■ GOAL OF THE EXERCISE ■
Retype every entry in its entirety, without alteration.

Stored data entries
..............................

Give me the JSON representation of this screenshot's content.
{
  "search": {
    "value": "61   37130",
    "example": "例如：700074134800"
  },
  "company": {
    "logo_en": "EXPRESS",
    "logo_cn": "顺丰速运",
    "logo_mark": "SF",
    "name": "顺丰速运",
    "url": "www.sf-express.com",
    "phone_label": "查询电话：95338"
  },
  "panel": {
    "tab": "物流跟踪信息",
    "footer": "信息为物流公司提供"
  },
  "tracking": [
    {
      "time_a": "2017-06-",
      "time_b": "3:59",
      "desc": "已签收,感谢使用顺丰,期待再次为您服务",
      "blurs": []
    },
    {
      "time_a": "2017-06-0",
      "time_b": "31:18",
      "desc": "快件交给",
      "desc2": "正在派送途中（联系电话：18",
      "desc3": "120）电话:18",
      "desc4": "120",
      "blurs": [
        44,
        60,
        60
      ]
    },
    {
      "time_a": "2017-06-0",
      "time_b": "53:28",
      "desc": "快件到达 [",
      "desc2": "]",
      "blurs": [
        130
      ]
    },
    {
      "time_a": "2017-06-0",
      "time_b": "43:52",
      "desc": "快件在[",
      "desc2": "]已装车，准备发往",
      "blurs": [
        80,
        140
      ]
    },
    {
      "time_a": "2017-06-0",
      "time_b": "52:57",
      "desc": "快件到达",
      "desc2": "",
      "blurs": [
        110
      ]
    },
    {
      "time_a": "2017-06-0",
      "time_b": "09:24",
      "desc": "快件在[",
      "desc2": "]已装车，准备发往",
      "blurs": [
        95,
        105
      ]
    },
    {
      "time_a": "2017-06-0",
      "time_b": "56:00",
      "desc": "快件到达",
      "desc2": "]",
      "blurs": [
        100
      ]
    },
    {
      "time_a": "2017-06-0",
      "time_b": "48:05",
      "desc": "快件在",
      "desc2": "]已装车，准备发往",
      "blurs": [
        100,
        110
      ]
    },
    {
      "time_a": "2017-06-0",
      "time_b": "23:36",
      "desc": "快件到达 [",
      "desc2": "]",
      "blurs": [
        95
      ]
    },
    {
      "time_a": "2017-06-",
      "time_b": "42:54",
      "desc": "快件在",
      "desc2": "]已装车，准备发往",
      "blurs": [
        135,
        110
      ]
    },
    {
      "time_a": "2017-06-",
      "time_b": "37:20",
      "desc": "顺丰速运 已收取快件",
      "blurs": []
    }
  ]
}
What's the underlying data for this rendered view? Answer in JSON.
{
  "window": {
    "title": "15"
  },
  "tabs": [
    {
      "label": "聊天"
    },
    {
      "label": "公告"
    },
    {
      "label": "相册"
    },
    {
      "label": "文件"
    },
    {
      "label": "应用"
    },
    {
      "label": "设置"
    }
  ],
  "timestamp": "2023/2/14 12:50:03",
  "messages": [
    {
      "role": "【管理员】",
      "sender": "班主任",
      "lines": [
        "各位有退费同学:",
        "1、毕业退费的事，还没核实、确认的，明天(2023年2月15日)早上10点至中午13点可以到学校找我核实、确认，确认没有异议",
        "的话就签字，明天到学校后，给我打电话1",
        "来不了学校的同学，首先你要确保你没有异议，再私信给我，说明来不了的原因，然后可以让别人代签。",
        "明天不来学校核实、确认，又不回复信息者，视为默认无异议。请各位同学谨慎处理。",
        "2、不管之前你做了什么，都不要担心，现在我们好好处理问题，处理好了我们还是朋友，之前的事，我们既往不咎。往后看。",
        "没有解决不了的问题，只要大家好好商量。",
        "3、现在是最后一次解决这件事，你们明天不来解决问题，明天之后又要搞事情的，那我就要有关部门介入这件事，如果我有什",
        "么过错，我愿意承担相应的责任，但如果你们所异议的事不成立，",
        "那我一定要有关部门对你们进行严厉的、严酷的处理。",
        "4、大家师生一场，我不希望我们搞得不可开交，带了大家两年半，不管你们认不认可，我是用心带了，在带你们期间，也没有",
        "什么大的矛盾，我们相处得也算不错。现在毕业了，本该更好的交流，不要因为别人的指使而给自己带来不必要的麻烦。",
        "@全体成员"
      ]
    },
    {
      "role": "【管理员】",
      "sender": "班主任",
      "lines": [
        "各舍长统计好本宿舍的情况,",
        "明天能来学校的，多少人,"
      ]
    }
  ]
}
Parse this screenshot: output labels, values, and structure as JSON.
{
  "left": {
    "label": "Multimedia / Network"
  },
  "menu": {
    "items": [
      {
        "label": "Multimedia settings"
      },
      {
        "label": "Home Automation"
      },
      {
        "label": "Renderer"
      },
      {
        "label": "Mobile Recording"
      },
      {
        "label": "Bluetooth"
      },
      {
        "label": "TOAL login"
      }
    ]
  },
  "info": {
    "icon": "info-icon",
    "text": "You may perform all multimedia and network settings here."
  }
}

..............................

■ IN RESPONSE ■
Give me the JSON representation of this screenshot's content.
{
  "search": {
    "value": "61   37130",
    "example": "例如：700074134800"
  },
  "company": {
    "logo_en": "EXPRESS",
    "logo_cn": "顺丰速运",
    "logo_mark": "SF",
    "name": "顺丰速运",
    "url": "www.sf-express.com",
    "phone_label": "查询电话：95338"
  },
  "panel": {
    "tab": "物流跟踪信息",
    "footer": "信息为物流公司提供"
  },
  "tracking": [
    {
      "time_a": "2017-06-",
      "time_b": "3:59",
      "desc": "已签收,感谢使用顺丰,期待再次为您服务",
      "blurs": []
    },
    {
      "time_a": "2017-06-0",
      "time_b": "31:18",
      "desc": "快件交给",
      "desc2": "正在派送途中（联系电话：18",
      "desc3": "120）电话:18",
      "desc4": "120",
      "blurs": [
        44,
        60,
        60
      ]
    },
    {
      "time_a": "2017-06-0",
      "time_b": "53:28",
      "desc": "快件到达 [",
      "desc2": "]",
      "blurs": [
        130
      ]
    },
    {
      "time_a": "2017-06-0",
      "time_b": "43:52",
      "desc": "快件在[",
      "desc2": "]已装车，准备发往",
      "blurs": [
        80,
        140
      ]
    },
    {
      "time_a": "2017-06-0",
      "time_b": "52:57",
      "desc": "快件到达",
      "desc2": "",
      "blurs": [
        110
      ]
    },
    {
      "time_a": "2017-06-0",
      "time_b": "09:24",
      "desc": "快件在[",
      "desc2": "]已装车，准备发往",
      "blurs": [
        95,
        105
      ]
    },
    {
      "time_a": "2017-06-0",
      "time_b": "56:00",
      "desc": "快件到达",
      "desc2": "]",
      "blurs": [
        100
      ]
    },
    {
      "time_a": "2017-06-0",
      "time_b": "48:05",
      "desc": "快件在",
      "desc2": "]已装车，准备发往",
      "blurs": [
        100,
        110
      ]
    },
    {
      "time_a": "2017-06-0",
      "time_b": "23:36",
      "desc": "快件到达 [",
      "desc2": "]",
      "blurs": [
        95
      ]
    },
    {
      "time_a": "2017-06-",
      "time_b": "42:54",
      "desc": "快件在",
      "desc2": "]已装车，准备发往",
      "blurs": [
        135,
        110
      ]
    },
    {
      "time_a": "2017-06-",
      "time_b": "37:20",
      "desc": "顺丰速运 已收取快件",
      "blurs": []
    }
  ]
}
What's the underlying data for this rendered view? Answer in JSON.
{
  "window": {
    "title": "15"
  },
  "tabs": [
    {
      "label": "聊天"
    },
    {
      "label": "公告"
    },
    {
      "label": "相册"
    },
    {
      "label": "文件"
    },
    {
      "label": "应用"
    },
    {
      "label": "设置"
    }
  ],
  "timestamp": "2023/2/14 12:50:03",
  "messages": [
    {
      "role": "【管理员】",
      "sender": "班主任",
      "lines": [
        "各位有退费同学:",
        "1、毕业退费的事，还没核实、确认的，明天(2023年2月15日)早上10点至中午13点可以到学校找我核实、确认，确认没有异议",
        "的话就签字，明天到学校后，给我打电话1",
        "来不了学校的同学，首先你要确保你没有异议，再私信给我，说明来不了的原因，然后可以让别人代签。",
        "明天不来学校核实、确认，又不回复信息者，视为默认无异议。请各位同学谨慎处理。",
        "2、不管之前你做了什么，都不要担心，现在我们好好处理问题，处理好了我们还是朋友，之前的事，我们既往不咎。往后看。",
        "没有解决不了的问题，只要大家好好商量。",
        "3、现在是最后一次解决这件事，你们明天不来解决问题，明天之后又要搞事情的，那我就要有关部门介入这件事，如果我有什",
        "么过错，我愿意承担相应的责任，但如果你们所异议的事不成立，",
        "那我一定要有关部门对你们进行严厉的、严酷的处理。",
        "4、大家师生一场，我不希望我们搞得不可开交，带了大家两年半，不管你们认不认可，我是用心带了，在带你们期间，也没有",
        "什么大的矛盾，我们相处得也算不错。现在毕业了，本该更好的交流，不要因为别人的指使而给自己带来不必要的麻烦。",
        "@全体成员"
      ]
    },
    {
      "role": "【管理员】",
      "sender": "班主任",
      "lines": [
        "各舍长统计好本宿舍的情况,",
        "明天能来学校的，多少人,"
      ]
    }
  ]
}
Parse this screenshot: output labels, values, and structure as JSON.
{
  "left": {
    "label": "Multimedia / Network"
  },
  "menu": {
    "items": [
      {
        "label": "Multimedia settings"
      },
      {
        "label": "Home Automation"
      },
      {
        "label": "Renderer"
      },
      {
        "label": "Mobile Recording"
      },
      {
        "label": "Bluetooth"
      },
      {
        "label": "TOAL login"
      }
    ]
  },
  "info": {
    "icon": "info-icon",
    "text": "You may perform all multimedia and network settings here."
  }
}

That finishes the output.